◆ **Task directions**: Scan the records for the string "تكون"; copy each line where it occurs.

◆ **Data shown**:
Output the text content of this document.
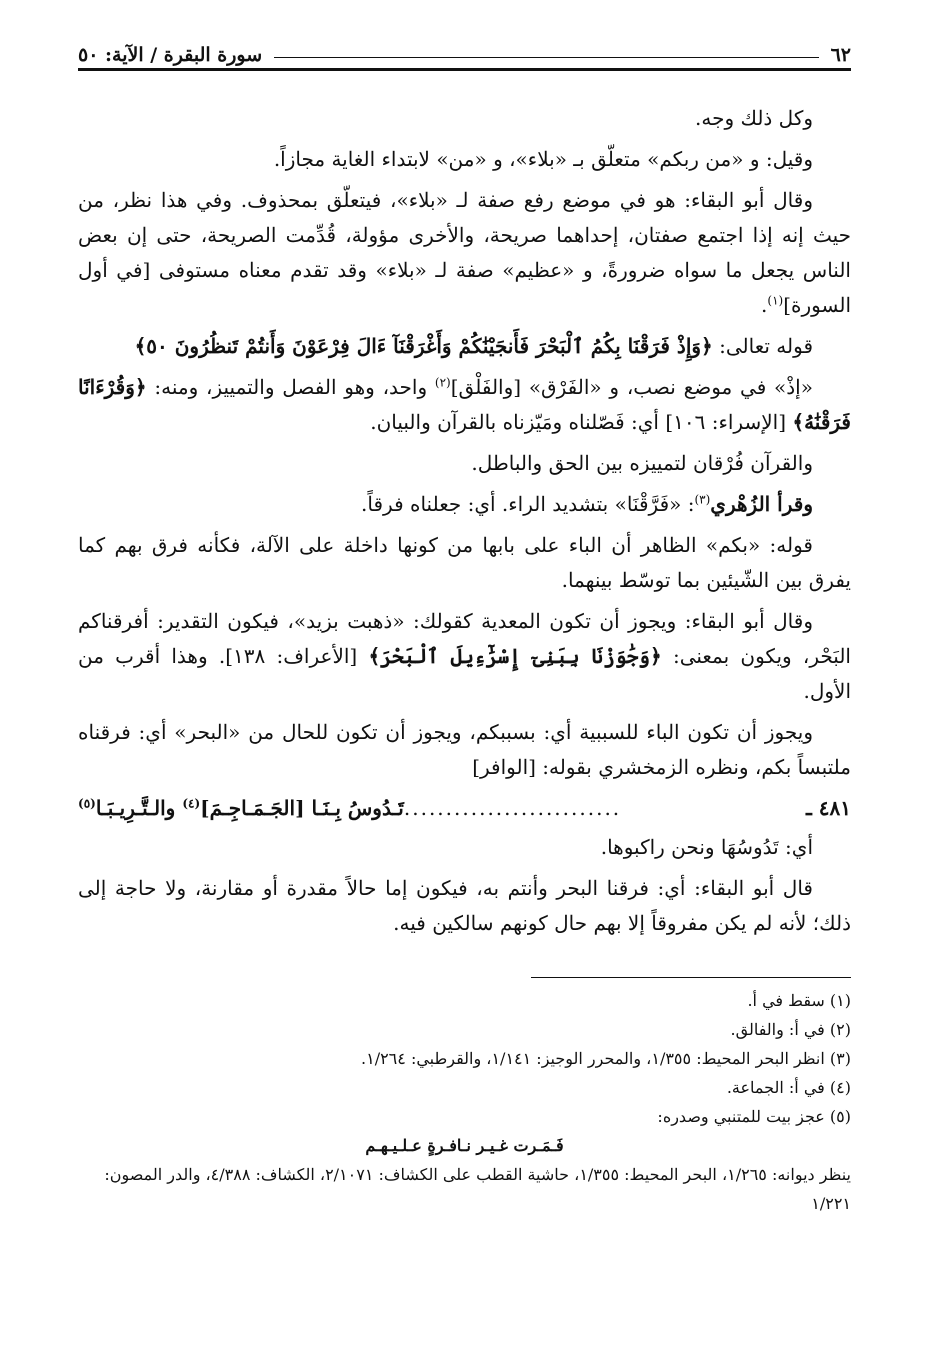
٦٢
سورة البقرة / الآية: ٥٠

وكل ذلك وجه.

وقيل: و «من ربكم» متعلّق بـ «بلاء»، و «من» لابتداء الغاية مجازاً.

وقال أبو البقاء: هو في موضع رفع صفة لـ «بلاء»، فيتعلّق بمحذوف. وفي هذا نظر، من حيث إنه إذا اجتمع صفتان، إحداهما صريحة، والأخرى مؤولة، قُدِّمت الصريحة، حتى إن بعض الناس يجعل ما سواه ضرورةً، و «عظيم» صفة لـ «بلاء» وقد تقدم معناه مستوفى [في أول السورة]$^{(١)}$.

قوله تعالى: ﴿وَإِذْ فَرَقْنَا بِكُمُ ٱلْبَحْرَ فَأَنجَيْنَٰكُمْ وَأَغْرَقْنَآ ءَالَ فِرْعَوْنَ وَأَنتُمْ تَنظُرُونَ ٥٠﴾

«إذْ» في موضع نصب، و «الفَرْق» [والفَلْق]$^{(٢)}$ واحد، وهو الفصل والتمييز، ومنه: ﴿وَقُرْءَانًا فَرَقْنَٰهُ﴾ [الإسراء: ١٠٦] أي: فَصّلناه ومَيّزناه بالقرآن والبيان.

والقرآن فُرْقان لتمييزه بين الحق والباطل.

وقرأ الزُهْري$^{(٣)}$: «فَرَّقْنَا» بتشديد الراء. أي: جعلناه فرقاً.

قوله: «بكم» الظاهر أن الباء على بابها من كونها داخلة على الآلة، فكأنه فرق بهم كما يفرق بين الشّيئين بما توسّط بينهما.

وقال أبو البقاء: ويجوز أن تكون المعدية كقولك: «ذهبت بزيد»، فيكون التقدير: أفرقناكم البَحْر، ويكون بمعنى: ﴿وَجَٰوَزْنَا بِبَنِىٓ إِسْرَٰٓءِيلَ ٱلْبَحْرَ﴾ [الأعراف: ١٣٨]. وهذا أقرب من الأول.

ويجوز أن تكون الباء للسببية أي: بسببكم، ويجوز أن تكون للحال من «البحر» أي: فرقناه ملتبساً بكم، ونظره الزمخشري بقوله: [الوافر]

٤٨١ ـ
..........................
تَـدُوسُ بِـنَـا [الجَـمَـاجِـمَ]$^{(٤)}$ والـتَّـرِيـبَـا$^{(٥)}$

أي: تَدُوسُهَا ونحن راكبوها.

قال أبو البقاء: أي: فرقنا البحر وأنتم به، فيكون إما حالاً مقدرة أو مقارنة، ولا حاجة إلى ذلك؛ لأنه لم يكن مفروقاً إلا بهم حال كونهم سالكين فيه.

(١) سقط في أ.
(٢) في أ: والفالق.
(٣) انظر البحر المحيط: ١/٣٥٥، والمحرر الوجيز: ١/١٤١، والقرطبي: ١/٢٦٤.
(٤) في أ: الجماعة.
(٥) عجز بيت للمتنبي وصدره:
فَـمَـرت غـيـر نـافـرةٍ عـلـيـهـم
ينظر ديوانه: ١/٢٦٥، البحر المحيط: ١/٣٥٥، حاشية القطب على الكشاف: ٢/١٠٧١، الكشاف: ٤/٣٨٨، والدر المصون: ١/٢٢١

◆ **Task result**:
وقال أبو البقاء: ويجوز أن تكون المعدية كقولك: «ذهبت بزيد»، فيكون التقدير: أفرقناكم البَحْر، ويكون بمعنى: ﴿وَجَٰوَزْنَا بِبَنِىٓ إِسْرَٰٓءِيلَ ٱلْبَحْرَ﴾ [الأعراف: ١٣٨]. وهذا أقرب من الأول.
ويجوز أن تكون الباء للسببية أي: بسببكم، ويجوز أن تكون للحال من «البحر» أي: فرقناه ملتبساً بكم، ونظره الزمخشري بقوله: [الوافر]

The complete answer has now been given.